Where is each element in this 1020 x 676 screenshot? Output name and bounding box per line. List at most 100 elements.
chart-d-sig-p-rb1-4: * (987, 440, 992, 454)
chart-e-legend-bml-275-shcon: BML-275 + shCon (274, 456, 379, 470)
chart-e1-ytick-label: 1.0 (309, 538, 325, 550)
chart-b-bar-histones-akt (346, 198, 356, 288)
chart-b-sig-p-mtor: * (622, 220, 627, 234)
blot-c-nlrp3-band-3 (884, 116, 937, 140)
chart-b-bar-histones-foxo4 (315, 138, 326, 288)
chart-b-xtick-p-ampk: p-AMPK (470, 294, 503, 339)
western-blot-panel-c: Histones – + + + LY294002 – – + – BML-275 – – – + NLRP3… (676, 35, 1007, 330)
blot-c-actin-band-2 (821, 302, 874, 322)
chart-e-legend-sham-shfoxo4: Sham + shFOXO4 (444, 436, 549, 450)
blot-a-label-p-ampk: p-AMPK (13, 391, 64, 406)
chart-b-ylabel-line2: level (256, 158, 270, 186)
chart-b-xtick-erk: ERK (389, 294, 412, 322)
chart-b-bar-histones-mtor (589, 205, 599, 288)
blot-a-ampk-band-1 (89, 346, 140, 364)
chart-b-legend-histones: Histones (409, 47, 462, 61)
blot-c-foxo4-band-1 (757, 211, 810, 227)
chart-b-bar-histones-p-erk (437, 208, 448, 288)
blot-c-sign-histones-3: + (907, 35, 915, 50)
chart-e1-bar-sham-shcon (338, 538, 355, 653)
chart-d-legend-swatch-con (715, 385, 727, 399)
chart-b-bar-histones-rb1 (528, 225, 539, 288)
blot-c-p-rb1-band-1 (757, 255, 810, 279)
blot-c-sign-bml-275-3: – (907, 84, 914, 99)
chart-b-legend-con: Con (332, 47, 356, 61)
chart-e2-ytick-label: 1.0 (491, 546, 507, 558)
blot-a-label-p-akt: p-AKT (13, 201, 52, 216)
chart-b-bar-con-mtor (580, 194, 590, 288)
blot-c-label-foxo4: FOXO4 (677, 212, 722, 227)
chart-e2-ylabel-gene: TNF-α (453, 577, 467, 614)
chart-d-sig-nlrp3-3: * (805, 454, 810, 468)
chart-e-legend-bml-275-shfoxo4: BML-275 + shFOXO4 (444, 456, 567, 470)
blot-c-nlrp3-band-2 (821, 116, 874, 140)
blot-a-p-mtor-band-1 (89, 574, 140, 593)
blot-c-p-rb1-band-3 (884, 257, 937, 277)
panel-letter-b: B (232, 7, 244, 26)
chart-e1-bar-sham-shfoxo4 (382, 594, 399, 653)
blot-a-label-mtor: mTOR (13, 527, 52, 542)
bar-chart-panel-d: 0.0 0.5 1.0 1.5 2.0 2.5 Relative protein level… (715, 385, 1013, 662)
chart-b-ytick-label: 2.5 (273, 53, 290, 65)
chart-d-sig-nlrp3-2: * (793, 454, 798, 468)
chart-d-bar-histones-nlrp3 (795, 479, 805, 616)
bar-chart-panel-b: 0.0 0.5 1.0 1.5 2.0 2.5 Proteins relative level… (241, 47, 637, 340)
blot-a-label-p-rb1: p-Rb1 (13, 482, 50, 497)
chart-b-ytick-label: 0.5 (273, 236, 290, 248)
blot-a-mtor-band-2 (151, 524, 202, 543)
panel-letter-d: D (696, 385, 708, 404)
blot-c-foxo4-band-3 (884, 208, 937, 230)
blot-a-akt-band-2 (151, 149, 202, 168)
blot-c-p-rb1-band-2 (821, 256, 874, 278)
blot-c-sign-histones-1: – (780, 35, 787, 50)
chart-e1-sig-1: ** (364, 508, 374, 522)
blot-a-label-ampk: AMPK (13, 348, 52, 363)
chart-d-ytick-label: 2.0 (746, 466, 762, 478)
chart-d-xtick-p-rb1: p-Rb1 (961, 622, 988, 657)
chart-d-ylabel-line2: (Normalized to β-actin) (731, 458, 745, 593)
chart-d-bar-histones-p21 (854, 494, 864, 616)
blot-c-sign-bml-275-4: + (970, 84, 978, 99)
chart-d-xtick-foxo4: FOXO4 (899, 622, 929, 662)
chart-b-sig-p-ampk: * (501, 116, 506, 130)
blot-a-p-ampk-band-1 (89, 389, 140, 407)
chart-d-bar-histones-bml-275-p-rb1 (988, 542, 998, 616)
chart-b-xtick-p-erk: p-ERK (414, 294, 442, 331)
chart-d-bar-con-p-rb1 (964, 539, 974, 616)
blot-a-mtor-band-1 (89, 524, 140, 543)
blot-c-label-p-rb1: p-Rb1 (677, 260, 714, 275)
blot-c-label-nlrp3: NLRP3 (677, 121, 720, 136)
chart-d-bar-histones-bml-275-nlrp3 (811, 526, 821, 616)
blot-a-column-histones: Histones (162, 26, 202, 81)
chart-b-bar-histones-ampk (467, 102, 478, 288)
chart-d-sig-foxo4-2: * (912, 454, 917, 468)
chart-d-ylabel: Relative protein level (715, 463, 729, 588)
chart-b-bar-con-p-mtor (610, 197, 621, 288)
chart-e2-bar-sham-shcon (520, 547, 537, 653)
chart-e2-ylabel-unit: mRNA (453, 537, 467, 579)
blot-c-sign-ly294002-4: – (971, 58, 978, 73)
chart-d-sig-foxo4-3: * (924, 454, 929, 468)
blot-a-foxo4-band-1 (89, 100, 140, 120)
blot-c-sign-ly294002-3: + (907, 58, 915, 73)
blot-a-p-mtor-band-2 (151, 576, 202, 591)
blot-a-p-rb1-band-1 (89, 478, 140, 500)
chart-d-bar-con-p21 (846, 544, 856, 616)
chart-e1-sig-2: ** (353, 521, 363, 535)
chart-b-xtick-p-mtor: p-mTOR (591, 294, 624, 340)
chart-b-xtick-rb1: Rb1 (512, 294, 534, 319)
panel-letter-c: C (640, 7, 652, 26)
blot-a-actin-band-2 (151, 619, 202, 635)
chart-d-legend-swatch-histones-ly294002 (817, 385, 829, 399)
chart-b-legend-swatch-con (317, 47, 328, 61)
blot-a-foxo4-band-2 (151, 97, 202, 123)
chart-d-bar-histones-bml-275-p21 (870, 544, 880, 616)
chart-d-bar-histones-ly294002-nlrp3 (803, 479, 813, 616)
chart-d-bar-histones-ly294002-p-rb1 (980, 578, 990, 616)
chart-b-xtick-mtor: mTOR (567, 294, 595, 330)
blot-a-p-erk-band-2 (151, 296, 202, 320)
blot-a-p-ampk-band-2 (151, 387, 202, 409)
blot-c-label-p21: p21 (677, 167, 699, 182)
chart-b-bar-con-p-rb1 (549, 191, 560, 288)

= = = =

What needs to be done: Please transcribe the listing in full. Keep each line exact.

Response to the exercise:
Where is each element in this 1020 x 676 screenshot? Output name and bounding box per line. List at most 100 elements.
chart-d-sig-p-rb1-4: * (987, 440, 992, 454)
chart-e-legend-bml-275-shcon: BML-275 + shCon (274, 456, 379, 470)
chart-e1-ytick-label: 1.0 (309, 538, 325, 550)
chart-b-bar-histones-akt (346, 198, 356, 288)
chart-b-sig-p-mtor: * (622, 220, 627, 234)
blot-c-nlrp3-band-3 (884, 116, 937, 140)
chart-b-bar-histones-foxo4 (315, 138, 326, 288)
chart-b-xtick-p-ampk: p-AMPK (470, 294, 503, 339)
western-blot-panel-c: Histones – + + + LY294002 – – + – BML-275 – – – + NLRP3… (676, 35, 1007, 330)
blot-c-actin-band-2 (821, 302, 874, 322)
chart-e-legend-sham-shfoxo4: Sham + shFOXO4 (444, 436, 549, 450)
blot-a-label-p-ampk: p-AMPK (13, 391, 64, 406)
chart-b-ylabel-line2: level (256, 158, 270, 186)
chart-b-xtick-erk: ERK (389, 294, 412, 322)
chart-b-bar-histones-mtor (589, 205, 599, 288)
blot-a-ampk-band-1 (89, 346, 140, 364)
chart-b-legend-histones: Histones (409, 47, 462, 61)
blot-c-foxo4-band-1 (757, 211, 810, 227)
chart-b-bar-histones-p-erk (437, 208, 448, 288)
blot-c-sign-histones-3: + (907, 35, 915, 50)
chart-e1-bar-sham-shcon (338, 538, 355, 653)
chart-d-legend-swatch-con (715, 385, 727, 399)
chart-b-bar-histones-rb1 (528, 225, 539, 288)
blot-c-p-rb1-band-1 (757, 255, 810, 279)
blot-c-sign-bml-275-3: – (907, 84, 914, 99)
chart-b-legend-con: Con (332, 47, 356, 61)
chart-e2-ytick-label: 1.0 (491, 546, 507, 558)
blot-a-label-p-akt: p-AKT (13, 201, 52, 216)
chart-b-bar-con-mtor (580, 194, 590, 288)
blot-c-label-foxo4: FOXO4 (677, 212, 722, 227)
chart-e2-ylabel-gene: TNF-α (453, 577, 467, 614)
chart-d-sig-nlrp3-3: * (805, 454, 810, 468)
chart-e-legend-bml-275-shfoxo4: BML-275 + shFOXO4 (444, 456, 567, 470)
blot-c-nlrp3-band-2 (821, 116, 874, 140)
blot-a-p-mtor-band-1 (89, 574, 140, 593)
blot-c-p-rb1-band-3 (884, 257, 937, 277)
panel-letter-b: B (232, 7, 244, 26)
chart-e1-bar-sham-shfoxo4 (382, 594, 399, 653)
blot-a-label-mtor: mTOR (13, 527, 52, 542)
bar-chart-panel-d: 0.0 0.5 1.0 1.5 2.0 2.5 Relative protein level… (715, 385, 1013, 662)
chart-b-ytick-label: 2.5 (273, 53, 290, 65)
chart-d-sig-nlrp3-2: * (793, 454, 798, 468)
chart-d-bar-histones-nlrp3 (795, 479, 805, 616)
bar-chart-panel-b: 0.0 0.5 1.0 1.5 2.0 2.5 Proteins relative level… (241, 47, 637, 340)
blot-a-label-p-rb1: p-Rb1 (13, 482, 50, 497)
chart-b-ytick-label: 0.5 (273, 236, 290, 248)
blot-a-mtor-band-2 (151, 524, 202, 543)
panel-letter-d: D (696, 385, 708, 404)
blot-c-foxo4-band-3 (884, 208, 937, 230)
blot-a-akt-band-2 (151, 149, 202, 168)
blot-c-p-rb1-band-2 (821, 256, 874, 278)
blot-c-sign-histones-1: – (780, 35, 787, 50)
chart-e1-sig-1: ** (364, 508, 374, 522)
blot-a-label-ampk: AMPK (13, 348, 52, 363)
chart-d-ytick-label: 2.0 (746, 466, 762, 478)
chart-d-xtick-p-rb1: p-Rb1 (961, 622, 988, 657)
chart-d-ylabel-line2: (Normalized to β-actin) (731, 458, 745, 593)
chart-d-bar-histones-p21 (854, 494, 864, 616)
blot-c-sign-bml-275-4: + (970, 84, 978, 99)
chart-d-xtick-foxo4: FOXO4 (899, 622, 929, 662)
chart-b-sig-p-ampk: * (501, 116, 506, 130)
blot-a-p-ampk-band-1 (89, 389, 140, 407)
chart-d-bar-histones-bml-275-p-rb1 (988, 542, 998, 616)
chart-b-xtick-p-erk: p-ERK (414, 294, 442, 331)
chart-d-bar-con-p-rb1 (964, 539, 974, 616)
blot-a-mtor-band-1 (89, 524, 140, 543)
blot-c-label-p-rb1: p-Rb1 (677, 260, 714, 275)
blot-c-label-nlrp3: NLRP3 (677, 121, 720, 136)
chart-d-bar-histones-bml-275-nlrp3 (811, 526, 821, 616)
blot-a-column-histones: Histones (162, 26, 202, 81)
chart-b-bar-histones-ampk (467, 102, 478, 288)
chart-d-sig-foxo4-2: * (912, 454, 917, 468)
chart-d-ylabel: Relative protein level (715, 463, 729, 588)
chart-b-bar-con-p-mtor (610, 197, 621, 288)
chart-e2-bar-sham-shcon (520, 547, 537, 653)
chart-e2-ylabel-unit: mRNA (453, 537, 467, 579)
blot-c-sign-ly294002-4: – (971, 58, 978, 73)
chart-d-sig-foxo4-3: * (924, 454, 929, 468)
blot-a-foxo4-band-1 (89, 100, 140, 120)
blot-c-sign-ly294002-3: + (907, 58, 915, 73)
blot-a-p-mtor-band-2 (151, 576, 202, 591)
blot-a-p-rb1-band-1 (89, 478, 140, 500)
chart-d-bar-con-p21 (846, 544, 856, 616)
chart-e1-sig-2: ** (353, 521, 363, 535)
chart-b-xtick-p-mtor: p-mTOR (591, 294, 624, 340)
chart-b-xtick-rb1: Rb1 (512, 294, 534, 319)
panel-letter-c: C (640, 7, 652, 26)
blot-a-actin-band-2 (151, 619, 202, 635)
chart-d-legend-swatch-histones-ly294002 (817, 385, 829, 399)
chart-b-legend-swatch-con (317, 47, 328, 61)
blot-a-foxo4-band-2 (151, 97, 202, 123)
chart-d-bar-histones-bml-275-p21 (870, 544, 880, 616)
chart-d-bar-histones-ly294002-nlrp3 (803, 479, 813, 616)
chart-d-bar-histones-ly294002-p-rb1 (980, 578, 990, 616)
chart-b-xtick-mtor: mTOR (567, 294, 595, 330)
blot-a-p-erk-band-2 (151, 296, 202, 320)
blot-a-p-ampk-band-2 (151, 387, 202, 409)
blot-c-label-p21: p21 (677, 167, 699, 182)
chart-b-bar-con-p-rb1 (549, 191, 560, 288)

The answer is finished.